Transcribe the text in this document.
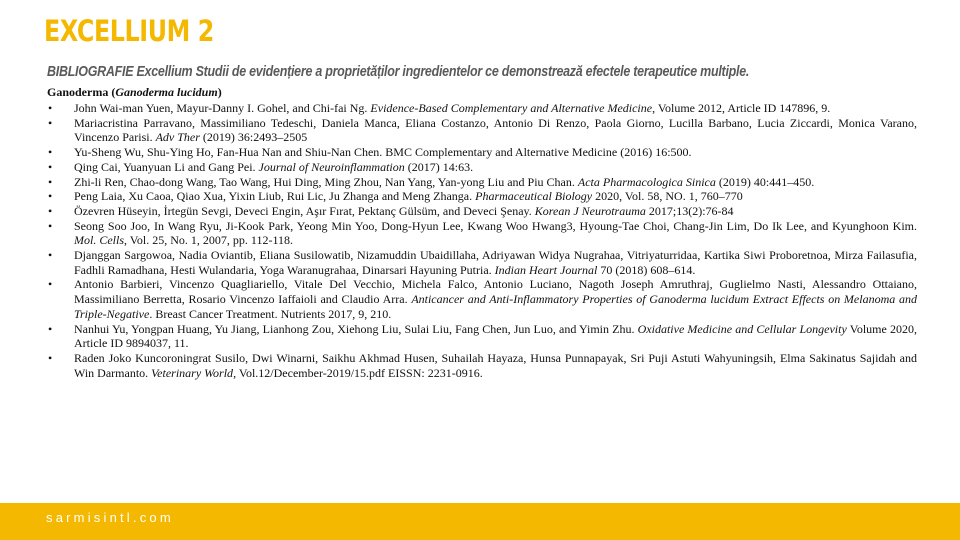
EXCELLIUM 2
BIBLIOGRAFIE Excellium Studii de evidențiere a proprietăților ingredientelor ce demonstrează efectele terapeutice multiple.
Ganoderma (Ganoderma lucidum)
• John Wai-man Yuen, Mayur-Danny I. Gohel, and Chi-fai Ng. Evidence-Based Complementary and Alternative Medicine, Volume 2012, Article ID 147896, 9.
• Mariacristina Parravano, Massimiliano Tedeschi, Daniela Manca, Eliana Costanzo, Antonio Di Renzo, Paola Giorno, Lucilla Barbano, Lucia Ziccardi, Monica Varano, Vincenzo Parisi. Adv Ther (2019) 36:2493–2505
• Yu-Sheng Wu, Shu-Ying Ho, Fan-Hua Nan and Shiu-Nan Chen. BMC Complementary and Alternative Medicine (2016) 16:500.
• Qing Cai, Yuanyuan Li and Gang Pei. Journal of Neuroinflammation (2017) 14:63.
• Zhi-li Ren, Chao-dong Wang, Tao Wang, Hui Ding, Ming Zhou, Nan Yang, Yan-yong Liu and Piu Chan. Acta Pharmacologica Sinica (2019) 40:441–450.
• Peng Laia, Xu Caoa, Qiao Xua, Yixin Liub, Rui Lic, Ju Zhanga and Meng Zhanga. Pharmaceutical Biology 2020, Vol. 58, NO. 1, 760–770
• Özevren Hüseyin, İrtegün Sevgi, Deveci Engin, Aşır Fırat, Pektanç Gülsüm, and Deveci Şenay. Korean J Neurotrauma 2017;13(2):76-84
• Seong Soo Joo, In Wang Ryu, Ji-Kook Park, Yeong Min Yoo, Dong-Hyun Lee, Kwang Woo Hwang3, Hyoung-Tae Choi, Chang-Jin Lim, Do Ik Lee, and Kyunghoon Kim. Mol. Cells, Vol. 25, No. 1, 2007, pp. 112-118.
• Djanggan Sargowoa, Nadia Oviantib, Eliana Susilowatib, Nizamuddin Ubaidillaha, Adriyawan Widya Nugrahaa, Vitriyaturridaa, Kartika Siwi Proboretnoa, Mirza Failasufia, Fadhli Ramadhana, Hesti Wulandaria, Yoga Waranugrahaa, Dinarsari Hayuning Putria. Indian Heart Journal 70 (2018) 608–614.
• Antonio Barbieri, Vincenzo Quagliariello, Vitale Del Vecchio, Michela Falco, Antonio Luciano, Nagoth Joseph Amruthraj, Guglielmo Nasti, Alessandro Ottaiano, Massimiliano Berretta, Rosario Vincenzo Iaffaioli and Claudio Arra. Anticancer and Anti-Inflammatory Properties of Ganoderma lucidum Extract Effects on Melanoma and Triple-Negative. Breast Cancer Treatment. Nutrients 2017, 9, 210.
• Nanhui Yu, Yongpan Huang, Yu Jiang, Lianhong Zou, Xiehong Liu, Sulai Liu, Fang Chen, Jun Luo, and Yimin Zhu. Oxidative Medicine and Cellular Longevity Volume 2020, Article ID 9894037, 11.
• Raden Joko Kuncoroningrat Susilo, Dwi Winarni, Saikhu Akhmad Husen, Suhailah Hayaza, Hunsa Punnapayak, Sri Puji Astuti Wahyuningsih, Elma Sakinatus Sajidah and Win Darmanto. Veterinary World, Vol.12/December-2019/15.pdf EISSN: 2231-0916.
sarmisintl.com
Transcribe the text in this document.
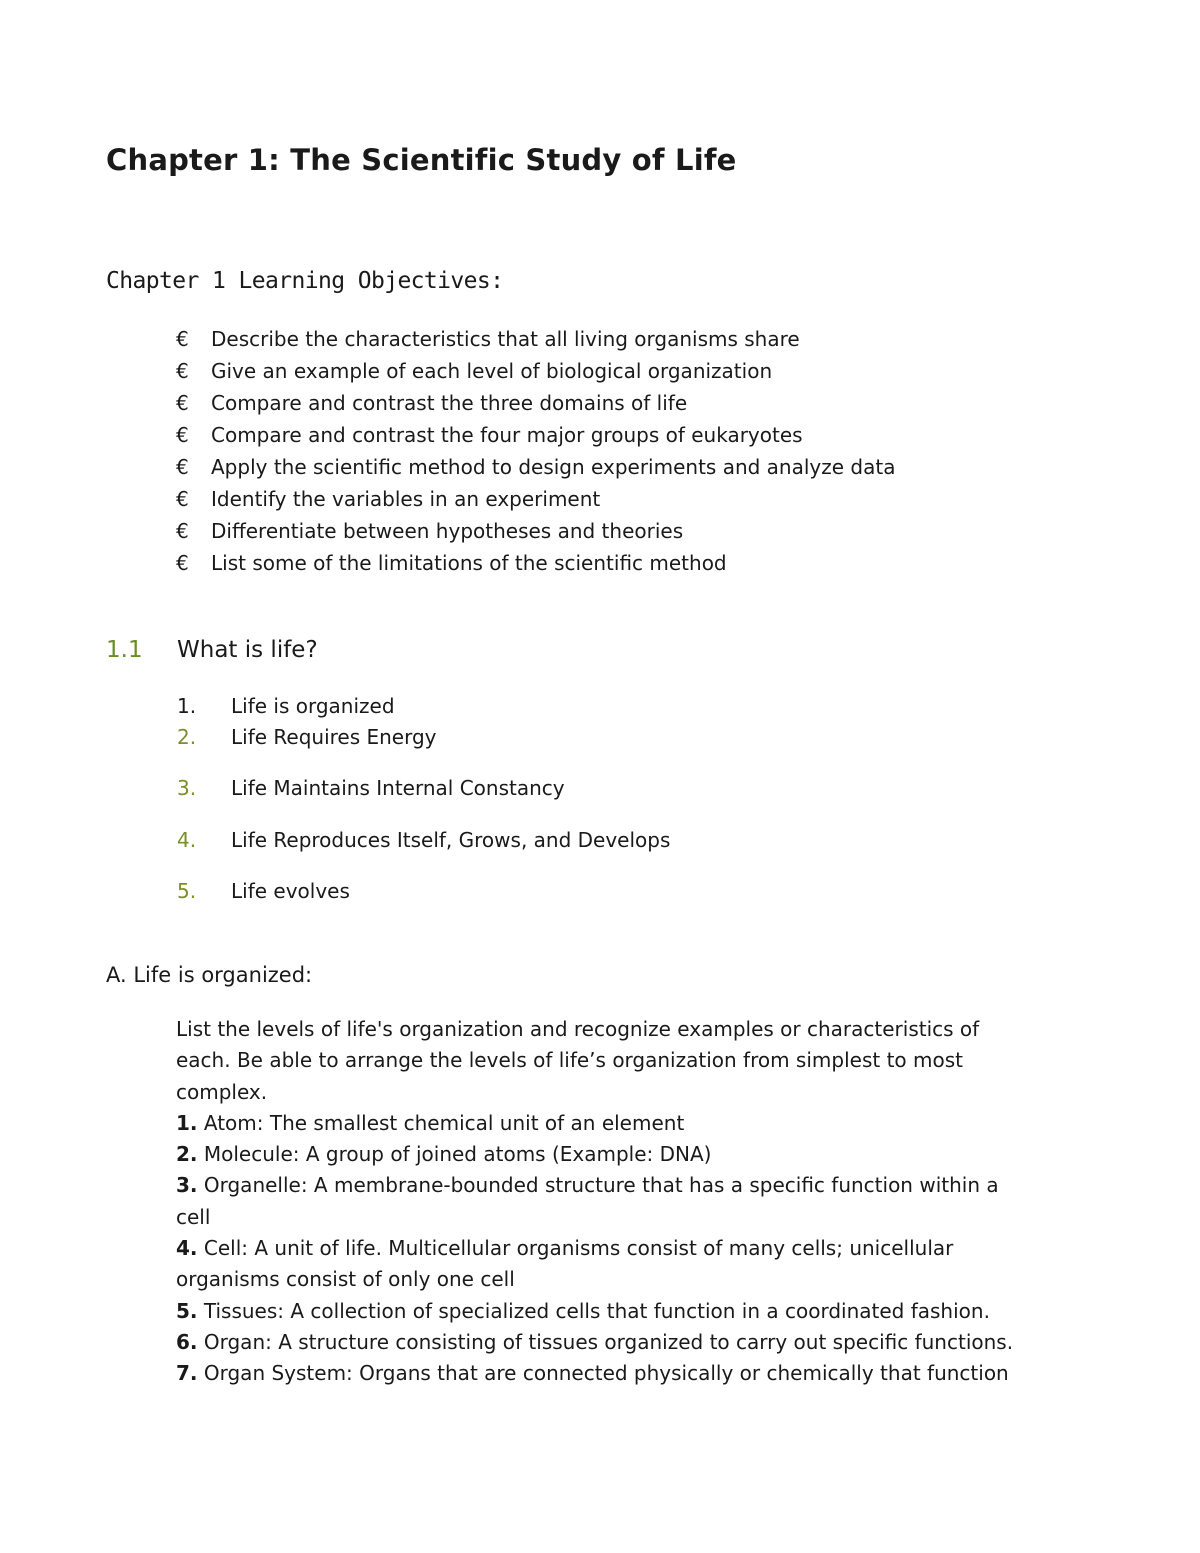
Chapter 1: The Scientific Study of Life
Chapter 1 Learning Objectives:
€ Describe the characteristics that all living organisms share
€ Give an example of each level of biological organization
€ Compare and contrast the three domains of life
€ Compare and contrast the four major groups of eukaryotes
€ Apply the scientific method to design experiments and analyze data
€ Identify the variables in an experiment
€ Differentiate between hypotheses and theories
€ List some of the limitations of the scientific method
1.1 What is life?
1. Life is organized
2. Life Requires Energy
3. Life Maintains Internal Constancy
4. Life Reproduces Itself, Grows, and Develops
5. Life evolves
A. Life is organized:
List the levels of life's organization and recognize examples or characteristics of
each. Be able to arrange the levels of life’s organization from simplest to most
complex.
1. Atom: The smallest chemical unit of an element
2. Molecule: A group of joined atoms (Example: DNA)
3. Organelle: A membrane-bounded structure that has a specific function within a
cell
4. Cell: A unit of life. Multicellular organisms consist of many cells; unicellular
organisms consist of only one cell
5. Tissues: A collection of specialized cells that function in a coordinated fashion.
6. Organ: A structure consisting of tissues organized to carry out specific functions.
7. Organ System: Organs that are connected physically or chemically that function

★ ★ ★ ★

◆ **What you will do**: What number of lines in the records hold the word "Article"? Reply with that number alone.

◆ **Written reply**: 2